Copy the records below exactly, leaving out any pictures.
____ Available records
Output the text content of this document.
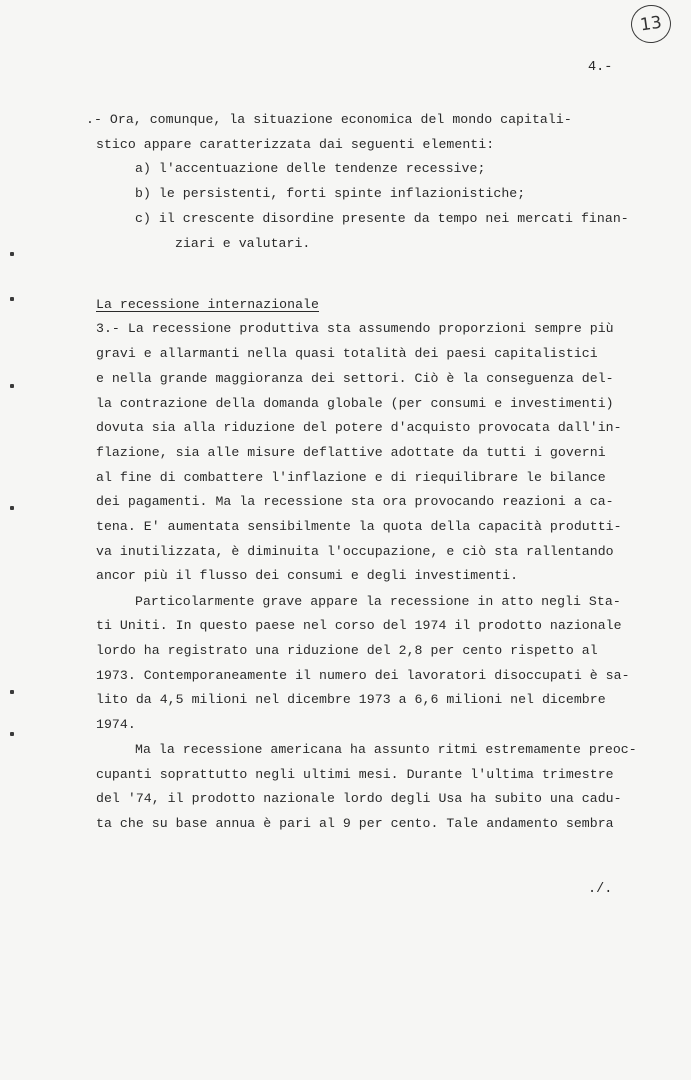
13
4.-
.- Ora, comunque, la situazione economica del mondo capitali-
stico appare caratterizzata dai seguenti elementi:
a) l'accentuazione delle tendenze recessive;
b) le persistenti, forti spinte inflazionistiche;
c) il crescente disordine presente da tempo nei mercati finan-
ziari e valutari.
La recessione internazionale
3.- La recessione produttiva sta assumendo proporzioni sempre più
gravi e allarmanti nella quasi totalità dei paesi capitalistici
e nella grande maggioranza dei settori. Ciò è la conseguenza del-
la contrazione della domanda globale (per consumi e investimenti)
dovuta sia alla riduzione del potere d'acquisto provocata dall'in-
flazione, sia alle misure deflattive adottate da tutti i governi
al fine di combattere l'inflazione e di riequilibrare le bilance
dei pagamenti. Ma la recessione sta ora provocando reazioni a ca-
tena. E' aumentata sensibilmente la quota della capacità produtti-
va inutilizzata, è diminuita l'occupazione, e ciò sta rallentando
ancor più il flusso dei consumi e degli investimenti.
Particolarmente grave appare la recessione in atto negli Sta-
ti Uniti. In questo paese nel corso del 1974 il prodotto nazionale
lordo ha registrato una riduzione del 2,8 per cento rispetto al
1973. Contemporaneamente il numero dei lavoratori disoccupati è sa-
lito da 4,5 milioni nel dicembre 1973 a 6,6 milioni nel dicembre
1974.
Ma la recessione americana ha assunto ritmi estremamente preoc-
cupanti soprattutto negli ultimi mesi. Durante l'ultima trimestre
del '74, il prodotto nazionale lordo degli Usa ha subito una cadu-
ta che su base annua è pari al 9 per cento. Tale andamento sembra
./.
________
**Response**
Output the text content of this document.
13
4.-
.- Ora, comunque, la situazione economica del mondo capitali-
stico appare caratterizzata dai seguenti elementi:
a) l'accentuazione delle tendenze recessive;
b) le persistenti, forti spinte inflazionistiche;
c) il crescente disordine presente da tempo nei mercati finan-
ziari e valutari.
La recessione internazionale
3.- La recessione produttiva sta assumendo proporzioni sempre più
gravi e allarmanti nella quasi totalità dei paesi capitalistici
e nella grande maggioranza dei settori. Ciò è la conseguenza del-
la contrazione della domanda globale (per consumi e investimenti)
dovuta sia alla riduzione del potere d'acquisto provocata dall'in-
flazione, sia alle misure deflattive adottate da tutti i governi
al fine di combattere l'inflazione e di riequilibrare le bilance
dei pagamenti. Ma la recessione sta ora provocando reazioni a ca-
tena. E' aumentata sensibilmente la quota della capacità produtti-
va inutilizzata, è diminuita l'occupazione, e ciò sta rallentando
ancor più il flusso dei consumi e degli investimenti.
Particolarmente grave appare la recessione in atto negli Sta-
ti Uniti. In questo paese nel corso del 1974 il prodotto nazionale
lordo ha registrato una riduzione del 2,8 per cento rispetto al
1973. Contemporaneamente il numero dei lavoratori disoccupati è sa-
lito da 4,5 milioni nel dicembre 1973 a 6,6 milioni nel dicembre
1974.
Ma la recessione americana ha assunto ritmi estremamente preoc-
cupanti soprattutto negli ultimi mesi. Durante l'ultima trimestre
del '74, il prodotto nazionale lordo degli Usa ha subito una cadu-
ta che su base annua è pari al 9 per cento. Tale andamento sembra
./.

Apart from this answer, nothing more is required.